━━━━━ Source excerpt ━━━━━
Monthly Archives: March 2011

Book roundup: Steampunk, Øvre Richter Frich, Ayaan Hirsi Ali, Nina Witoszek

Ann & Jeff Vandermeer - Steampunk

Ann & Jeff Vandermeer – Steampunk

An anthology of some bad, some good, bookended by diametrically opposed visions of steampunk: Jess Nevins, who argues that only by dedicating one’s art to the destruction of capitalism can one do Proper Steampunk, and Rick Klaw, who says it’s all one big party so just come on in and enjoy yourself.

Recommended: No. Stories seem selected more to display the breadth of the genre than for quality.

Øvre Richter Frich – Rød tåke (1937)

Frich is kind of a cult author in Norway for his once massively popular racist thrillers about Jonas Fjeld, an Aryan übermensch who goes about beating up anarchists.  To judge from this novel, at least, Frich is to thrillers what H. P. Lovecraft was to horror: A “bad” writer with peculiar obsessions, but a compelling way of putting them on paper.

Recommended: Ironically.

Ayaah Hirsi Ali - Nomad

Ayaan Hirsi Ali - Nomad (2010)

Everything was so much easier back when oppressed third world women kept their mouths shut and let Westerners speak on their behalf.

Recommended: Yes.  It is a relief to read current feminism that isn’t an anguished search for relevance, but actually matters.
━━━━━ Material shown ━━━━━
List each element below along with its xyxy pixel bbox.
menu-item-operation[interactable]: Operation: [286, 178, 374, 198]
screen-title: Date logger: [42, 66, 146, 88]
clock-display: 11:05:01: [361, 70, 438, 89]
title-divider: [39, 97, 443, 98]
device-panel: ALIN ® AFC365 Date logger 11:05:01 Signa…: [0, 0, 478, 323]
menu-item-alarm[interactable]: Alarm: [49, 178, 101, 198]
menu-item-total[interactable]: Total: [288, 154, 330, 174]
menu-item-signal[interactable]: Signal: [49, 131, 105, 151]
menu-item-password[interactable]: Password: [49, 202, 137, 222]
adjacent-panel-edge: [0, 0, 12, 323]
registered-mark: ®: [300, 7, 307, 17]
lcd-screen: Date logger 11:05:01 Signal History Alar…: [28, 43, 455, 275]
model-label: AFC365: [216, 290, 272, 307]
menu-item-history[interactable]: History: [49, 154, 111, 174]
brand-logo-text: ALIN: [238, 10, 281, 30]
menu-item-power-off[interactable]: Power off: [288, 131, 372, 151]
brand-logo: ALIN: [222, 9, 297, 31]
━━━━━
» **Problem description**
Reproduce the stretch of the book roundup from "Recommended: No. Stories" through "them on paper." word for word.

» **Task answer**
Recommended: No. Stories seem selected more to display the breadth of the genre than for quality.

Øvre Richter Frich – Rød tåke (1937)

Frich is kind of a cult author in Norway for his once massively popular racist thrillers about Jonas Fjeld, an Aryan übermensch who goes about beating up anarchists.  To judge from this novel, at least, Frich is to thrillers what H. P. Lovecraft was to horror: A “bad” writer with peculiar obsessions, but a compelling way of putting them on paper.